_Task to complete_
Repeat, word for word, the line with "What data populates" and each one after it to the end. No picture goes into the copy.

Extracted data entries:

__________________________________________________

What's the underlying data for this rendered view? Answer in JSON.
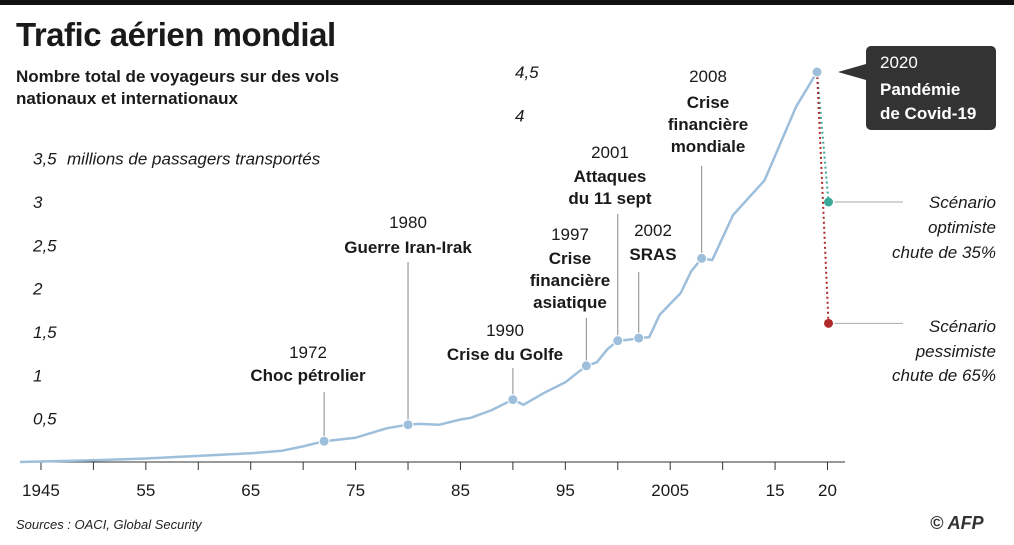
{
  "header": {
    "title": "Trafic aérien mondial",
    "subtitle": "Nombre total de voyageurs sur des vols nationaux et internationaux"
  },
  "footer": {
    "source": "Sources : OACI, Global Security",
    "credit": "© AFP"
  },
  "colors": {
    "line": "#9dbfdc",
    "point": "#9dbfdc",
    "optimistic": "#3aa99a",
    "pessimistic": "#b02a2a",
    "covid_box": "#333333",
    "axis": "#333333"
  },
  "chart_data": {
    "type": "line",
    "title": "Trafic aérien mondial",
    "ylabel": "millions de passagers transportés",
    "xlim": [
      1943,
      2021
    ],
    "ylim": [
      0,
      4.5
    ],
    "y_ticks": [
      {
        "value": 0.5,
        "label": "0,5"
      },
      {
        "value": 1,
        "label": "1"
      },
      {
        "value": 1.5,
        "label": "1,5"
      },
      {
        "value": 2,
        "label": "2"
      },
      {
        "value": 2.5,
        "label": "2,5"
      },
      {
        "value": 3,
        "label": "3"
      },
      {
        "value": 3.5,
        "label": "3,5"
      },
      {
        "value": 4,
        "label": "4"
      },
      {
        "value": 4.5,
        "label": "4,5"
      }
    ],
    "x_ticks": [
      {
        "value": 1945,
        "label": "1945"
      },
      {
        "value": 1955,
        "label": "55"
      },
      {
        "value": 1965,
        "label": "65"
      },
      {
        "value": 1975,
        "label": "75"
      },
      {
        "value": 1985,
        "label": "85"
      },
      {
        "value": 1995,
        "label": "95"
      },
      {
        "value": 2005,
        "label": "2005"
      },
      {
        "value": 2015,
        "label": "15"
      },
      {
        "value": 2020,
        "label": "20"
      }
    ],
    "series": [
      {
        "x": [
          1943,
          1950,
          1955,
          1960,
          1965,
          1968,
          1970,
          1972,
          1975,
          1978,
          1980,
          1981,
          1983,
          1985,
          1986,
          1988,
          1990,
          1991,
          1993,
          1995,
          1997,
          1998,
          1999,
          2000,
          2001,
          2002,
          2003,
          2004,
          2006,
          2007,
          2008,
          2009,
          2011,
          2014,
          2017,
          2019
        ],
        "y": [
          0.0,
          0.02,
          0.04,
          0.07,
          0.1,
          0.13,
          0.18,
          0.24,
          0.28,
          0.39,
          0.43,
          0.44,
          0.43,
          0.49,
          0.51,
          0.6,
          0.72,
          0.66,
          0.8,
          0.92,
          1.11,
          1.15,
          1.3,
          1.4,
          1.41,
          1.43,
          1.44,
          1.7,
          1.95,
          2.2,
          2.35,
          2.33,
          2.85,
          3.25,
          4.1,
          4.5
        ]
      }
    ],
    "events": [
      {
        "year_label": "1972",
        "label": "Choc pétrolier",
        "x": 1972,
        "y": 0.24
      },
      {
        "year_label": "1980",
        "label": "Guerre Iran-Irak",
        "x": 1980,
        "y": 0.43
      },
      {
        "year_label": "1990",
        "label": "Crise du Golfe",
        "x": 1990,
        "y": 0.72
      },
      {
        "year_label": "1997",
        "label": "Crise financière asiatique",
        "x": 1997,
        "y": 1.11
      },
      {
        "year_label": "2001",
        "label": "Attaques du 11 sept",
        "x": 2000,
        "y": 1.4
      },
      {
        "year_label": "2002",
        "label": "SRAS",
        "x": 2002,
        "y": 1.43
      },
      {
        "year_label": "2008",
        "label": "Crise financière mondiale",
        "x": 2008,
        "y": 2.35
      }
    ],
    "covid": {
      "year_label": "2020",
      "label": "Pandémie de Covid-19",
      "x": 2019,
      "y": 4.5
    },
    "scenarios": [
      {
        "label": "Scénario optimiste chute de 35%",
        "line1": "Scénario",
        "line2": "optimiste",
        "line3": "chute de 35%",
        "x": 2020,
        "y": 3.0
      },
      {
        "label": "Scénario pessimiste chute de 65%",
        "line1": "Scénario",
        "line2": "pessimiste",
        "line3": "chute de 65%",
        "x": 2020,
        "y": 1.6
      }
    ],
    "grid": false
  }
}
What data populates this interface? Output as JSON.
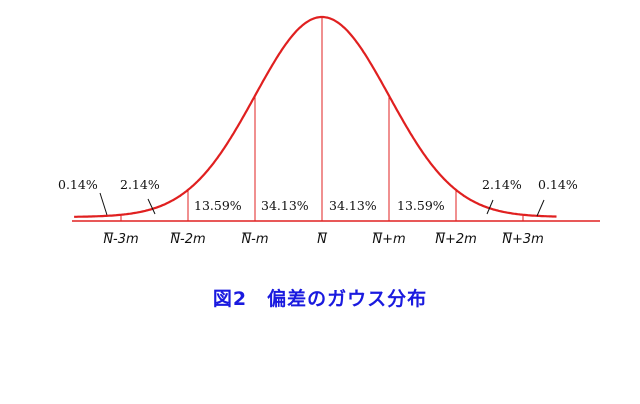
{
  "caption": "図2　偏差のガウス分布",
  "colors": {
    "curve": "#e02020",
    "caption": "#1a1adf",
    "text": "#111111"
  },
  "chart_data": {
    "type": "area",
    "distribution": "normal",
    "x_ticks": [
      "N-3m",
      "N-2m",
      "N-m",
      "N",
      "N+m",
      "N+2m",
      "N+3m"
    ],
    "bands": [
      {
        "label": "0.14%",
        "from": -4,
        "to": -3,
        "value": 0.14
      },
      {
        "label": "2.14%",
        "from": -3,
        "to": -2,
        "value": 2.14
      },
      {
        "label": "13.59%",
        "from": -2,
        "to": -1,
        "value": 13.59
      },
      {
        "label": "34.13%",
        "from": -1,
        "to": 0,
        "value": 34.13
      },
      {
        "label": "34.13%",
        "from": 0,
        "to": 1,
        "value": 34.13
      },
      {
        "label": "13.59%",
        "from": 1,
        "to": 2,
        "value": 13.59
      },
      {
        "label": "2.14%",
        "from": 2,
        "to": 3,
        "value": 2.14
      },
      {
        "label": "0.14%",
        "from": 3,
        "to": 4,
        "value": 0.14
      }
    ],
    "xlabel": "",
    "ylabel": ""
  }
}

__________________________________________________

_Expected answer_
What data populates this interface? Output as JSON.
{
  "caption": "図2　偏差のガウス分布",
  "colors": {
    "curve": "#e02020",
    "caption": "#1a1adf",
    "text": "#111111"
  },
  "chart_data": {
    "type": "area",
    "distribution": "normal",
    "x_ticks": [
      "N-3m",
      "N-2m",
      "N-m",
      "N",
      "N+m",
      "N+2m",
      "N+3m"
    ],
    "bands": [
      {
        "label": "0.14%",
        "from": -4,
        "to": -3,
        "value": 0.14
      },
      {
        "label": "2.14%",
        "from": -3,
        "to": -2,
        "value": 2.14
      },
      {
        "label": "13.59%",
        "from": -2,
        "to": -1,
        "value": 13.59
      },
      {
        "label": "34.13%",
        "from": -1,
        "to": 0,
        "value": 34.13
      },
      {
        "label": "34.13%",
        "from": 0,
        "to": 1,
        "value": 34.13
      },
      {
        "label": "13.59%",
        "from": 1,
        "to": 2,
        "value": 13.59
      },
      {
        "label": "2.14%",
        "from": 2,
        "to": 3,
        "value": 2.14
      },
      {
        "label": "0.14%",
        "from": 3,
        "to": 4,
        "value": 0.14
      }
    ],
    "xlabel": "",
    "ylabel": ""
  }
}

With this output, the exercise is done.